What to produce: Look through the listing for the word "använder". Copy each line that has it.

━━━━━━━━━━━━━━━━━━━━

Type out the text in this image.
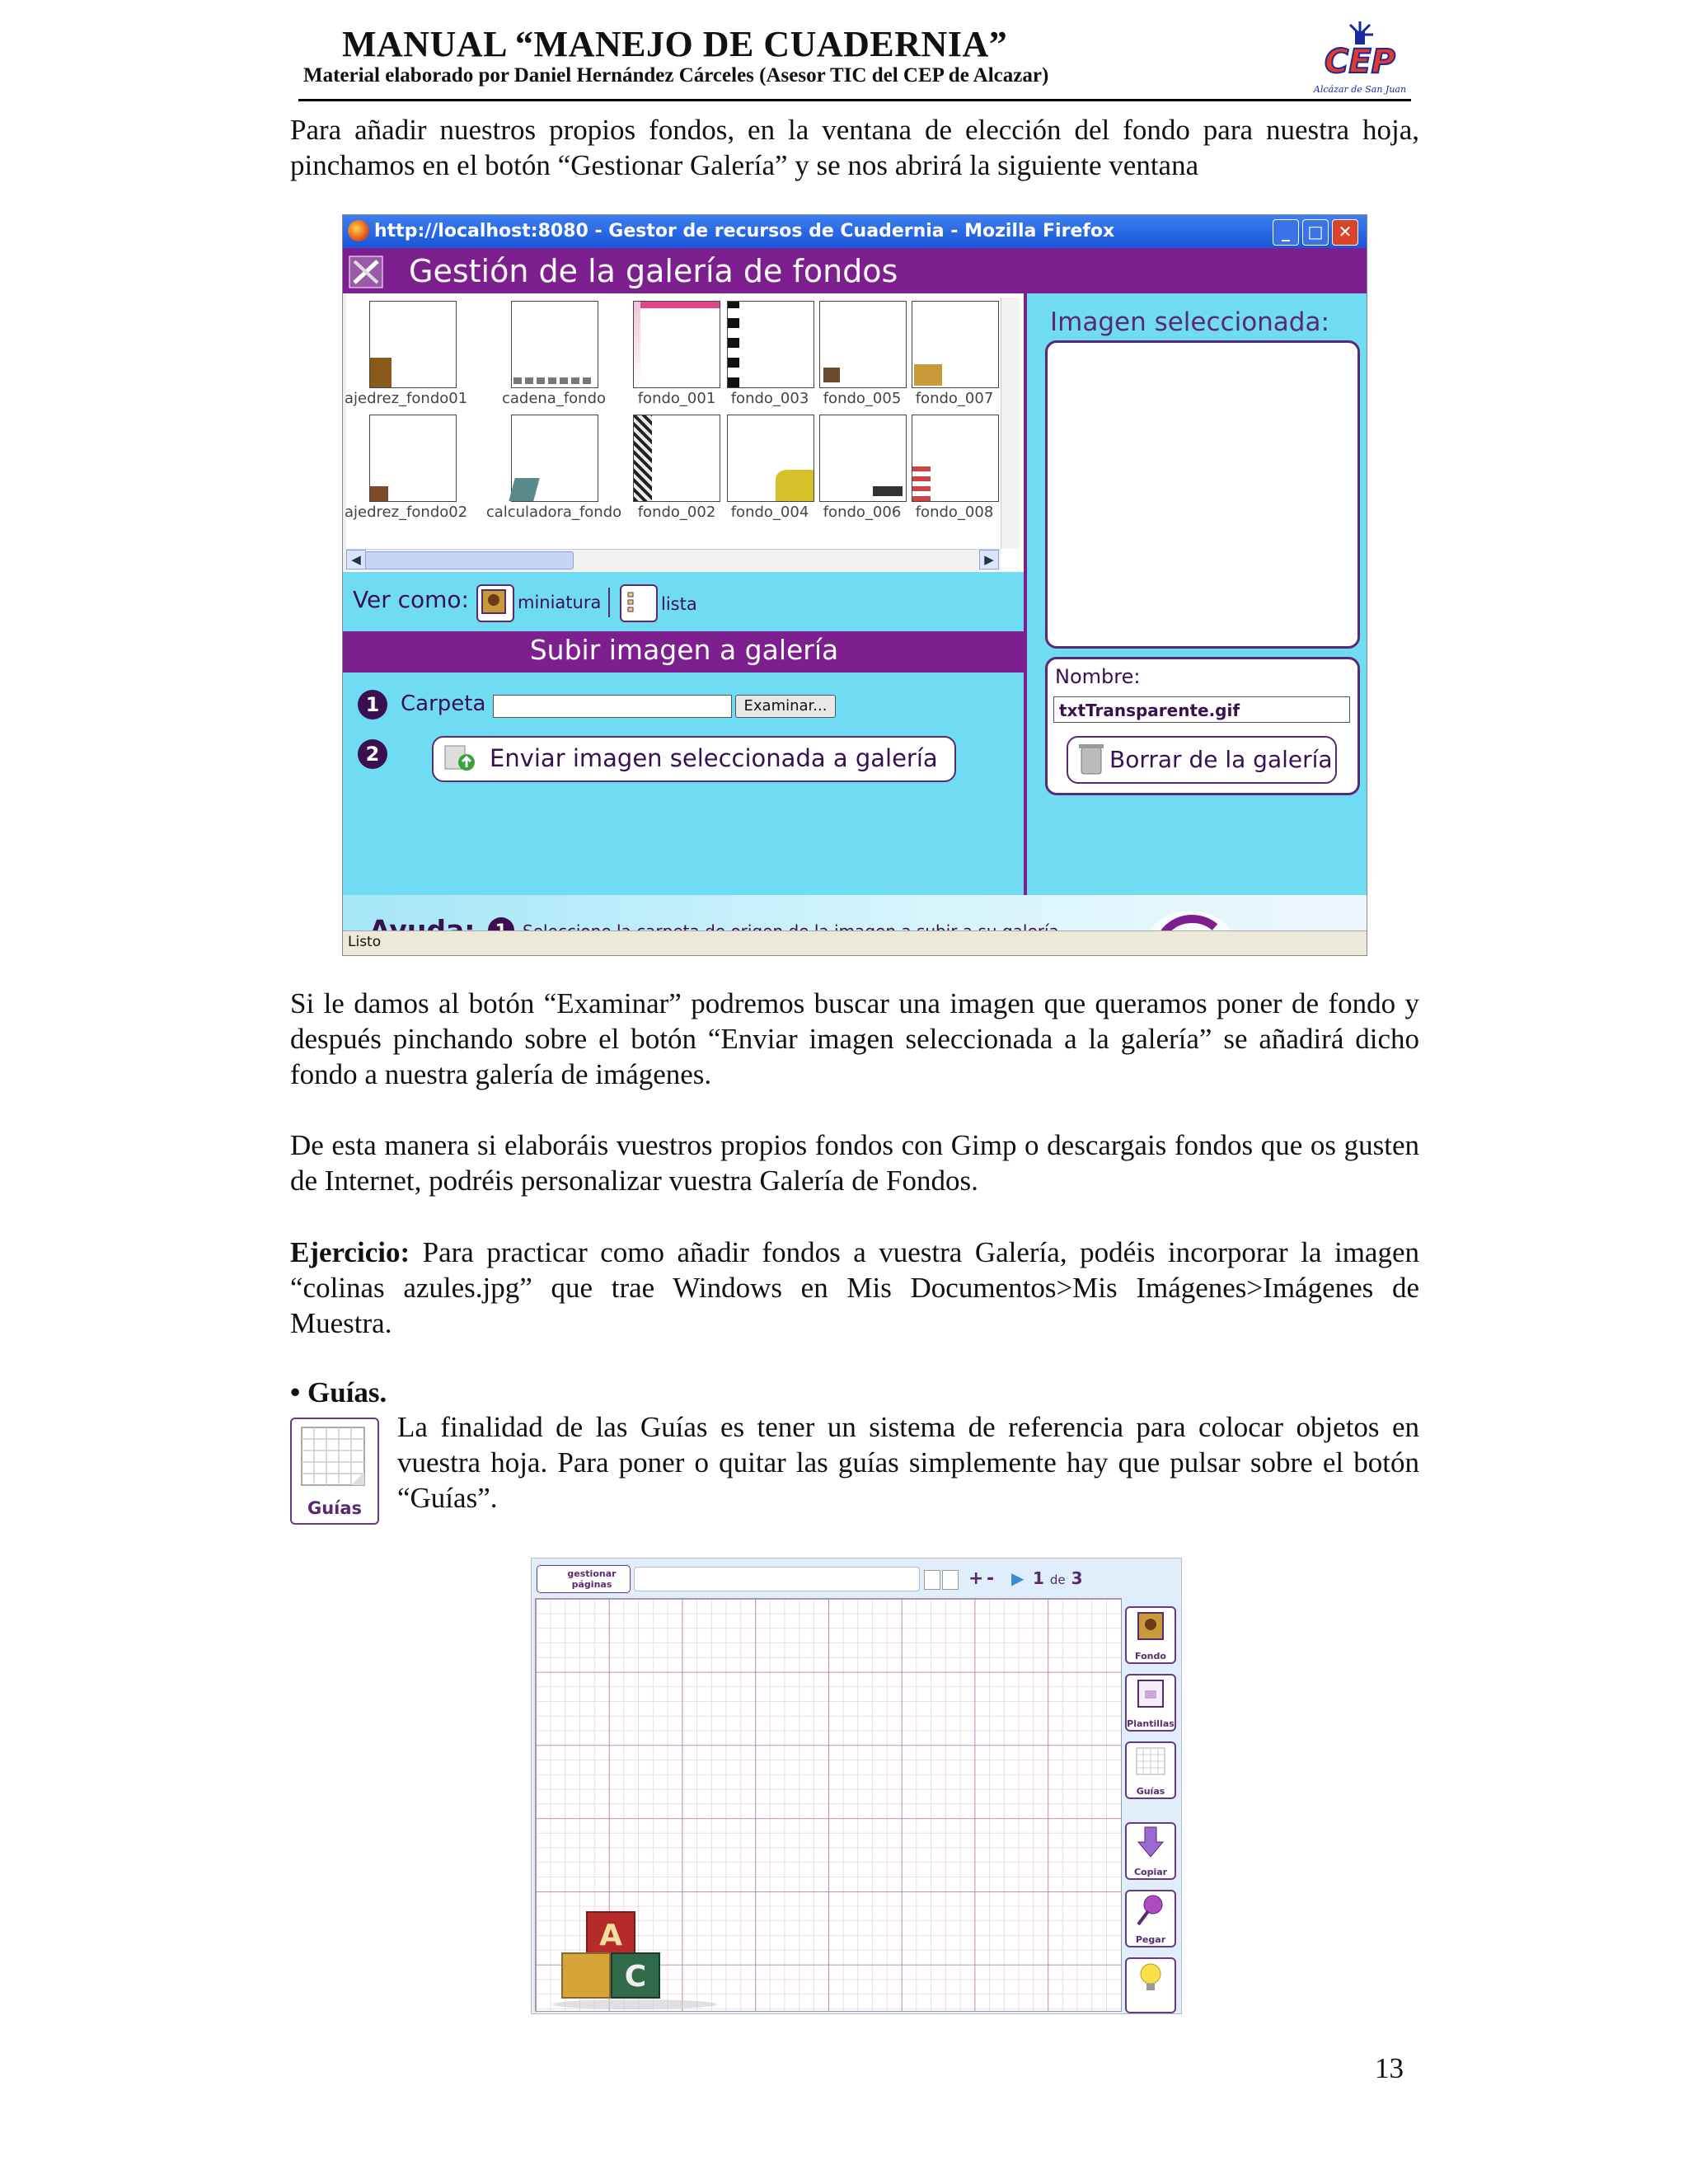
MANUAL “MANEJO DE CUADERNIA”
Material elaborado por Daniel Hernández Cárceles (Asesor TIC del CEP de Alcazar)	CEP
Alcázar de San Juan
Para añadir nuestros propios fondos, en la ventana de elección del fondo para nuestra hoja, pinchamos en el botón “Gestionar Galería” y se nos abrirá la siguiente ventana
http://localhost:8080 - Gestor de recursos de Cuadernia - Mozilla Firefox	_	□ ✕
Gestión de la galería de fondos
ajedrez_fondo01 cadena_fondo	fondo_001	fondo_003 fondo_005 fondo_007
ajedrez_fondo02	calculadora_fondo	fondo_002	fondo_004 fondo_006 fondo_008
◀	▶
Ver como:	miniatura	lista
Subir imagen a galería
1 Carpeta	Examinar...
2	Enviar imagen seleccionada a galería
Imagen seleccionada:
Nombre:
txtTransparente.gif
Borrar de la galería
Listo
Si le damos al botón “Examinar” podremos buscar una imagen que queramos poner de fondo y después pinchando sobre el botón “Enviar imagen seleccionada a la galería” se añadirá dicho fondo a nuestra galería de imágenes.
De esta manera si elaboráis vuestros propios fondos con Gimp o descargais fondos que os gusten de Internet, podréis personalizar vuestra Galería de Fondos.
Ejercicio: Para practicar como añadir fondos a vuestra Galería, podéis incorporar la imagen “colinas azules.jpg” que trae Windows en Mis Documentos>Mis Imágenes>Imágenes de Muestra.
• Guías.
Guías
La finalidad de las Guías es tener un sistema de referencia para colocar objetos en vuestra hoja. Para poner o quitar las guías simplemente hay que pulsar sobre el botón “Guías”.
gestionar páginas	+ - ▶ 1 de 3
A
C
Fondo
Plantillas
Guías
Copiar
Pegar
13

━━━━━━━━━━━━━━━━━━━━

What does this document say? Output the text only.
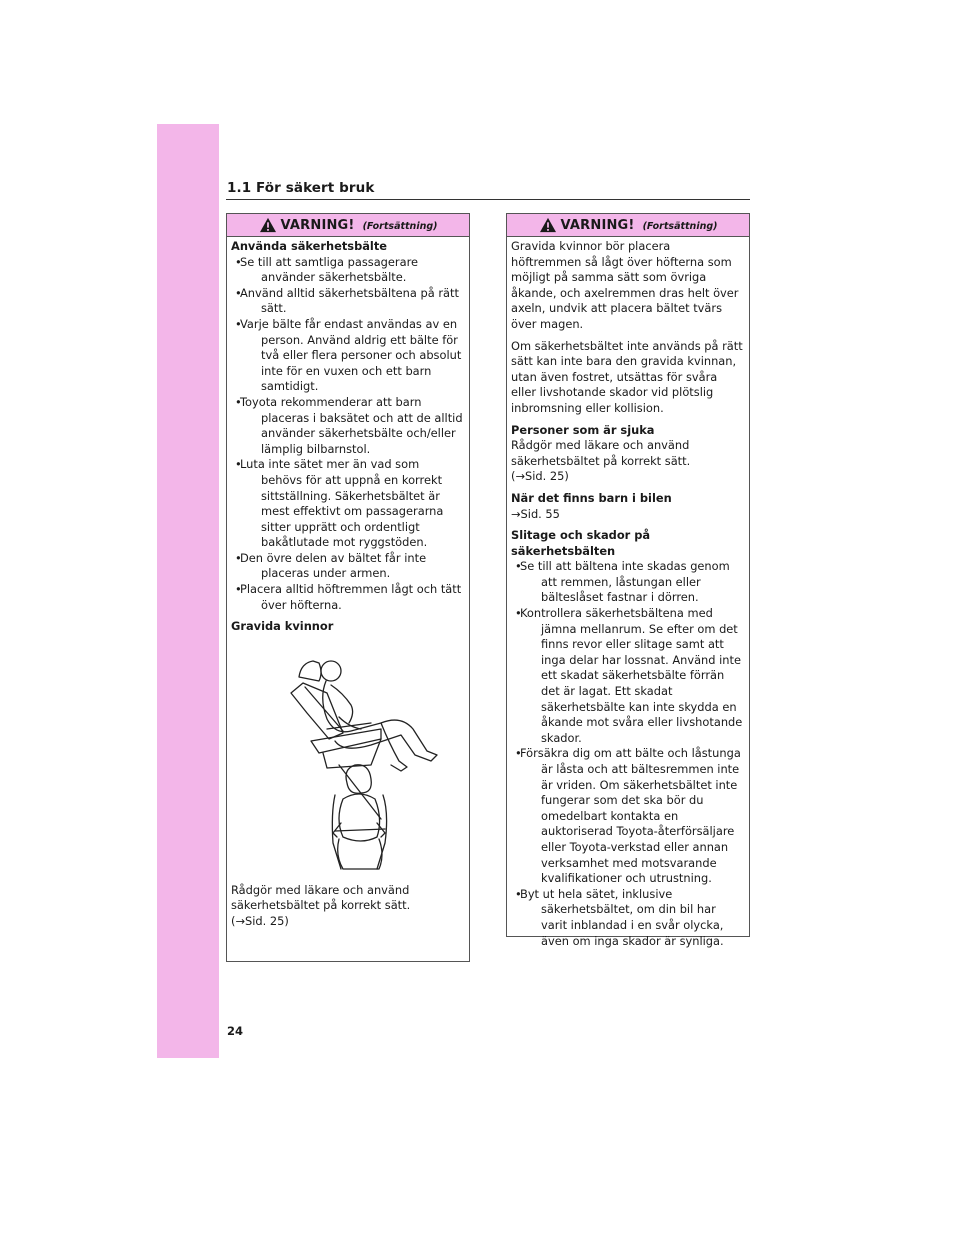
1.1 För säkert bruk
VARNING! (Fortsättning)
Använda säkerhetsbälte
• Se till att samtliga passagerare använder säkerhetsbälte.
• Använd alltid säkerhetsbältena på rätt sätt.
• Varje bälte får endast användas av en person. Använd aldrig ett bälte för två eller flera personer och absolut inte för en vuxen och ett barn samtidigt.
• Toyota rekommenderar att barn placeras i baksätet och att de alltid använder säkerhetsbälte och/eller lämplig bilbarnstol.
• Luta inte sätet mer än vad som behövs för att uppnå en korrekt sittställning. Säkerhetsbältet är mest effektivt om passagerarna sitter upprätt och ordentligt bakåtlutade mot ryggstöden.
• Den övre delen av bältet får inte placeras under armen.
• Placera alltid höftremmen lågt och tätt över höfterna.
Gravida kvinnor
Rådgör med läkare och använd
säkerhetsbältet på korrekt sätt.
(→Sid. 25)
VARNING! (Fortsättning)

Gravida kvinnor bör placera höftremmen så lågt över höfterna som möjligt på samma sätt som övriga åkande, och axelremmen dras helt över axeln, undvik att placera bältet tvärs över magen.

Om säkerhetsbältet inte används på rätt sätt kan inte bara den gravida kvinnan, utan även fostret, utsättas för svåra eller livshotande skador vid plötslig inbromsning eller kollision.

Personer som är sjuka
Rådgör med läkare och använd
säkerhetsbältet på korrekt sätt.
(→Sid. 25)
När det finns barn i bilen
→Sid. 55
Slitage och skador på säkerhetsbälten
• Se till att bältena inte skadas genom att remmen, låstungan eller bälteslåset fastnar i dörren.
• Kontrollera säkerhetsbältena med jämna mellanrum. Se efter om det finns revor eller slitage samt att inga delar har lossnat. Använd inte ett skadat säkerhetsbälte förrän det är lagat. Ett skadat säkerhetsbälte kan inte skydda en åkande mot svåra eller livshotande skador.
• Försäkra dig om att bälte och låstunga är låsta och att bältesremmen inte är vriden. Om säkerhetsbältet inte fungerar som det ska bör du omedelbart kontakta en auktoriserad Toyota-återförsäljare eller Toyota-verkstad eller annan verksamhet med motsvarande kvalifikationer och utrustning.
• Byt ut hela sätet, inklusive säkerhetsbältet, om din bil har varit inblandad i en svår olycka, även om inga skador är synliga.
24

━━━━━━━━━━━━━━━━━━━━

Solved problem:
• Se till att samtliga passagerare använder säkerhetsbälte.
• Toyota rekommenderar att barn placeras i baksätet och att de alltid använder säkerhetsbälte och/eller lämplig bilbarnstol.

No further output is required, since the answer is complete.